(Recorded data)
——————————

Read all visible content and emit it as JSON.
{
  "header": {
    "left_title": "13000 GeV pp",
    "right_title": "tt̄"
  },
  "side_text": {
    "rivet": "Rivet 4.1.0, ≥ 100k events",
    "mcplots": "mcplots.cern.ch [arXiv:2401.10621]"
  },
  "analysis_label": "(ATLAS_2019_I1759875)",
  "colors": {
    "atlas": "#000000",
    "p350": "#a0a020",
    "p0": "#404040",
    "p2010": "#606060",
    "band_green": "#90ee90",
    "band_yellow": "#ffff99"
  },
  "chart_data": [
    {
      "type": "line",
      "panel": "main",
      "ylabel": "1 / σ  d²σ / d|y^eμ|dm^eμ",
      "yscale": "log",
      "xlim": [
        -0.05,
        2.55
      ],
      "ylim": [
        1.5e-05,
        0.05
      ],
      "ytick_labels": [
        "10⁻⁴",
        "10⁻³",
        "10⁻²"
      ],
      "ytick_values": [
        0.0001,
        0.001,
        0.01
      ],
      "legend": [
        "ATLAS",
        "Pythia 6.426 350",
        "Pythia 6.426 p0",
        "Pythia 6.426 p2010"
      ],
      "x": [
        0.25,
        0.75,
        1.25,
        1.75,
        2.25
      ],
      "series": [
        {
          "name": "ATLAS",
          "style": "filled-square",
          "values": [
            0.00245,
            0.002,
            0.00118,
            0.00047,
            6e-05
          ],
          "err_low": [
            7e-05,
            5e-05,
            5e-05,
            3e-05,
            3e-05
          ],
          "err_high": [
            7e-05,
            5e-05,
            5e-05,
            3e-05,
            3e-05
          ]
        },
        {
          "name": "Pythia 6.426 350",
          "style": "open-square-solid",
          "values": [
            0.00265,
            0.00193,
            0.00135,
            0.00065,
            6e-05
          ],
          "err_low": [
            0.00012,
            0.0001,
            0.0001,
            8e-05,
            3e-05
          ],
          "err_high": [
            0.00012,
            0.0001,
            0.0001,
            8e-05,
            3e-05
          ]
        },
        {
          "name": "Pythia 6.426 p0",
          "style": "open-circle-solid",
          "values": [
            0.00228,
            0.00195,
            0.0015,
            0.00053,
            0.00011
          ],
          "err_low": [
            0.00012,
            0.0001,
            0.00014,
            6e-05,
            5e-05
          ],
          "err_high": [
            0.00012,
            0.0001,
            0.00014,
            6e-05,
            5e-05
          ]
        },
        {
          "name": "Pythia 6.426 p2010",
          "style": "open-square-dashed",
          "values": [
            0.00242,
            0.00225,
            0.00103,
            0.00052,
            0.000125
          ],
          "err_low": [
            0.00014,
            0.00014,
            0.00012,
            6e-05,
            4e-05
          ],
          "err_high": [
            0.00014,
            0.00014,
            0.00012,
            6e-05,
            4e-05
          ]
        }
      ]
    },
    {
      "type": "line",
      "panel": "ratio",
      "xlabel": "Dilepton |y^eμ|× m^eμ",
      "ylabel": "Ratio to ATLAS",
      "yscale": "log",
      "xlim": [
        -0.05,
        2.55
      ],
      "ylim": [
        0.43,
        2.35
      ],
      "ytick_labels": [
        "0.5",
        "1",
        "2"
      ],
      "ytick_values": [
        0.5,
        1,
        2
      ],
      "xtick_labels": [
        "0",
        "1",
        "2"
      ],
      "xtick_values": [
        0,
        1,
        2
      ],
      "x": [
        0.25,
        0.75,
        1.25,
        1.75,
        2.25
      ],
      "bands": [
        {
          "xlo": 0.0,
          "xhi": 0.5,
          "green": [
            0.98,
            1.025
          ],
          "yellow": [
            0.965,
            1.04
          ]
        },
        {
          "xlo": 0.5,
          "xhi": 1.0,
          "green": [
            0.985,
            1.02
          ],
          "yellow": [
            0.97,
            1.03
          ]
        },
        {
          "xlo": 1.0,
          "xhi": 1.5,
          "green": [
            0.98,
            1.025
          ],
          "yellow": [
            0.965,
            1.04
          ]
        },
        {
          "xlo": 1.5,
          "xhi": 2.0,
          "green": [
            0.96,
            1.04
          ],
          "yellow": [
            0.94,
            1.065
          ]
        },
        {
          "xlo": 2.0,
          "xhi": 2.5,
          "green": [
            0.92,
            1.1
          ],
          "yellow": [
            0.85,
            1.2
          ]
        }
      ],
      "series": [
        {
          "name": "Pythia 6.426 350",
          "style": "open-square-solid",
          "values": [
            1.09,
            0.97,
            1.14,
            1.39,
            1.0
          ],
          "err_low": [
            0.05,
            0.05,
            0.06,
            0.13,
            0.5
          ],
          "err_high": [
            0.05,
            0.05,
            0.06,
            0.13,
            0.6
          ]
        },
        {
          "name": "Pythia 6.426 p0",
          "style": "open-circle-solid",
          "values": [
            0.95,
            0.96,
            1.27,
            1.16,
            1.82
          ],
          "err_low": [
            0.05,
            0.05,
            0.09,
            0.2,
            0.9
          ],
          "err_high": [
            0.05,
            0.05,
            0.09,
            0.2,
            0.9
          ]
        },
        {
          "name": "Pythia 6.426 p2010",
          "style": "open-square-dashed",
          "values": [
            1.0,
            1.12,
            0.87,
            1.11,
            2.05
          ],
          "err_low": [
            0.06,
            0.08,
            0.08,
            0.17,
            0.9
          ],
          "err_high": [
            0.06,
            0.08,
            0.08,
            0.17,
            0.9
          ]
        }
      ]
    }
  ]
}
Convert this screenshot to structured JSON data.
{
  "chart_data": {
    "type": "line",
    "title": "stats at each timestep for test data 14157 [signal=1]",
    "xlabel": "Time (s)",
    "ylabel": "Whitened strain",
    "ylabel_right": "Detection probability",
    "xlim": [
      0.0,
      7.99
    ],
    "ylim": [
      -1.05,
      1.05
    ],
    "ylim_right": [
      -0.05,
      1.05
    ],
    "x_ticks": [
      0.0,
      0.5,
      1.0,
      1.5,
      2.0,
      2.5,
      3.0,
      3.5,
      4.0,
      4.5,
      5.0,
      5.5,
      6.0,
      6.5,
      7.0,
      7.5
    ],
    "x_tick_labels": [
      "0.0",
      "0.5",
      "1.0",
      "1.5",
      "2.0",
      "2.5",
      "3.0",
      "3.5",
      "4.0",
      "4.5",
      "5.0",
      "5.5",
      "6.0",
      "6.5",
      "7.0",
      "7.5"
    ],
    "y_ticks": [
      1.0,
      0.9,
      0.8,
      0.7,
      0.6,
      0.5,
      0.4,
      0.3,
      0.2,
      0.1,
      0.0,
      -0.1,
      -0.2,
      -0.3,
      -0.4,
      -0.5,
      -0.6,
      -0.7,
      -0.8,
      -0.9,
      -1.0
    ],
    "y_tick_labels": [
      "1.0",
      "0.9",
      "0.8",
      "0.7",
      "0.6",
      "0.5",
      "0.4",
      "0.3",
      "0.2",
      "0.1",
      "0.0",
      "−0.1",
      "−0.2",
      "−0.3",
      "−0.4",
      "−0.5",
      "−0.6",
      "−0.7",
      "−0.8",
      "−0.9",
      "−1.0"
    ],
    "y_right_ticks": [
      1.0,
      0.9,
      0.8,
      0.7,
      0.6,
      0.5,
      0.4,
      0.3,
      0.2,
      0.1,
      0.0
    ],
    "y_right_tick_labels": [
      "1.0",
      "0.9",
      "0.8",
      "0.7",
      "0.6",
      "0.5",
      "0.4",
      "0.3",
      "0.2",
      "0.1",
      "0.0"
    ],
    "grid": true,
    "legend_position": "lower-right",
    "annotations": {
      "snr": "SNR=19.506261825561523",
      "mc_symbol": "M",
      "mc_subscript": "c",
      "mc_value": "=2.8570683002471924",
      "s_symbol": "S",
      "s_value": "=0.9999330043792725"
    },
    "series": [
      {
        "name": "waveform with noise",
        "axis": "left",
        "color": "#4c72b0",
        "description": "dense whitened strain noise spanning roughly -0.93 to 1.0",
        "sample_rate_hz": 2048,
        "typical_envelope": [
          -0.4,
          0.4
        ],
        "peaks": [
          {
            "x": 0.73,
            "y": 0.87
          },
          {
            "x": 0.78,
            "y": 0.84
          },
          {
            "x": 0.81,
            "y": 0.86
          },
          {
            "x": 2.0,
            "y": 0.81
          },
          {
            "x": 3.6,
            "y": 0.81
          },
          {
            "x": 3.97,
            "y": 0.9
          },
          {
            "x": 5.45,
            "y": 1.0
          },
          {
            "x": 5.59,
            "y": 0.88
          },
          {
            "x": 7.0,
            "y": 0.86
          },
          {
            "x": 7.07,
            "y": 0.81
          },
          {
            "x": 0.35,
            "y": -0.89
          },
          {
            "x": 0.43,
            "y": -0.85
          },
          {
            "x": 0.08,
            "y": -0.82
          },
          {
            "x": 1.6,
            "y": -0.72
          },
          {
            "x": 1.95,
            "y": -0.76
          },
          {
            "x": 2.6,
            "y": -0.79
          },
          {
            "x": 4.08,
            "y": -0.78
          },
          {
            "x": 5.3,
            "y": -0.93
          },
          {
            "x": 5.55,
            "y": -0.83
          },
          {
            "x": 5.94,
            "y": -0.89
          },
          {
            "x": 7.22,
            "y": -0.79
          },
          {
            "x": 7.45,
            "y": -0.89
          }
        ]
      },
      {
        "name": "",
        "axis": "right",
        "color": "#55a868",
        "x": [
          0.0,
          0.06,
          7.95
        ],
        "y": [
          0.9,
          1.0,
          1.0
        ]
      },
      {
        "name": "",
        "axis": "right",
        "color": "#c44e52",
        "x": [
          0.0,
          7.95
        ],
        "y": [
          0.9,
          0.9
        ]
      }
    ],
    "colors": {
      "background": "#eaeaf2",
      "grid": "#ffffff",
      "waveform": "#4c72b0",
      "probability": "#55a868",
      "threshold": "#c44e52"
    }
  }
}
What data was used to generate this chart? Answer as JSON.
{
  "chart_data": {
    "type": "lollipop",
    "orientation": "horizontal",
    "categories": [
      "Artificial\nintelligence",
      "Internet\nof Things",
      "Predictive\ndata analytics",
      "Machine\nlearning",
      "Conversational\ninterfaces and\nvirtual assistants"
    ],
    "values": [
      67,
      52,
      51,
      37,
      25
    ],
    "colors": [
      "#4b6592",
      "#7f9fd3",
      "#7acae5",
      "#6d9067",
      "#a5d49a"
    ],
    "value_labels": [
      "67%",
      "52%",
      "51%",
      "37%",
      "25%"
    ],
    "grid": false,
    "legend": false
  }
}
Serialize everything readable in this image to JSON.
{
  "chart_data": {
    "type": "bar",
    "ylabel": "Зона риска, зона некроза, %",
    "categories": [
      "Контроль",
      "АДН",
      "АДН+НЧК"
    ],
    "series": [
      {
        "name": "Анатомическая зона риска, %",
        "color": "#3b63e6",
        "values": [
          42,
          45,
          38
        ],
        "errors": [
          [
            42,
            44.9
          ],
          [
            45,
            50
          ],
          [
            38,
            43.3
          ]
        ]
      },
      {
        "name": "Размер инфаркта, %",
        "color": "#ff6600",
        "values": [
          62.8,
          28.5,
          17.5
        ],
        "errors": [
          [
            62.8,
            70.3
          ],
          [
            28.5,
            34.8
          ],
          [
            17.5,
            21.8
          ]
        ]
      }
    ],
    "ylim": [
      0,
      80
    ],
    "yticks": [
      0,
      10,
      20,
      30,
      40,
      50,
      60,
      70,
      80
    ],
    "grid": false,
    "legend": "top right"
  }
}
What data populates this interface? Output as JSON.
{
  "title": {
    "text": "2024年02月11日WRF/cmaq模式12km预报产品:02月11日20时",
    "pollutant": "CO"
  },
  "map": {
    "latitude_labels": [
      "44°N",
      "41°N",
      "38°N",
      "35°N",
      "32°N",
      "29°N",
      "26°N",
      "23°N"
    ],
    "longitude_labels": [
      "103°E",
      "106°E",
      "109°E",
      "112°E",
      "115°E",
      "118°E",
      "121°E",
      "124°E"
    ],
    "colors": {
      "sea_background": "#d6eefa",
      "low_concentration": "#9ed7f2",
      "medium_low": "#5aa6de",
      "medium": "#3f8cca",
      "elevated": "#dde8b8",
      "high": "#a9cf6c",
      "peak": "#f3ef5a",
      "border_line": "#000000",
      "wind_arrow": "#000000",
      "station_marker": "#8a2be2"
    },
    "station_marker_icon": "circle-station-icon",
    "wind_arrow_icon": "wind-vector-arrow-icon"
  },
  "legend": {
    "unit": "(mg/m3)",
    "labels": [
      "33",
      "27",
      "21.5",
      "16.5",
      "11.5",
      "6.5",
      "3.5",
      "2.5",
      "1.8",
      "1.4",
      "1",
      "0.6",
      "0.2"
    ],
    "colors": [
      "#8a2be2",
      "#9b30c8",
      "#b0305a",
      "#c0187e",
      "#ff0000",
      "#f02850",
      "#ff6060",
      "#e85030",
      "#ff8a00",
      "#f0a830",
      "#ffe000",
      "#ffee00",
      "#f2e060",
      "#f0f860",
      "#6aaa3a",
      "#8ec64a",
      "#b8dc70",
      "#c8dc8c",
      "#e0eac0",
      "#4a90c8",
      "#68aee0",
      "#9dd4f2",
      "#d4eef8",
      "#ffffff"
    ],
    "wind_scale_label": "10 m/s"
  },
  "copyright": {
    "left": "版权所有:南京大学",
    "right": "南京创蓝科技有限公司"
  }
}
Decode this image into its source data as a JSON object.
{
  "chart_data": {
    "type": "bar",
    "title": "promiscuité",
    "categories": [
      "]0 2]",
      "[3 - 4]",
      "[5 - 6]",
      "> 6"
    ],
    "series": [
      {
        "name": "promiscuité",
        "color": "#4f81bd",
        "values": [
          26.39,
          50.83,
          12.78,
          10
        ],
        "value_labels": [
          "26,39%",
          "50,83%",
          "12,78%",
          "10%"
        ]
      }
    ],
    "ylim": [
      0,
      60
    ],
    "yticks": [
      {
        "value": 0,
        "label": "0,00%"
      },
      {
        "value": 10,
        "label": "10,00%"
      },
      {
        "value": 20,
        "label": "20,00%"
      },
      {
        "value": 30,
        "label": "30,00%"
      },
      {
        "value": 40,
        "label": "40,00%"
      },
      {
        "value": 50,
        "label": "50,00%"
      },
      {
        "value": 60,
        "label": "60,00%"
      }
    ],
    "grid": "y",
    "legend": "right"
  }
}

——————————

Pull out all lines from the entries above in which the word "What" appears.

-- Answer to this problem --
What data was used to generate this chart? Answer as JSON.
What data populates this interface? Output as JSON.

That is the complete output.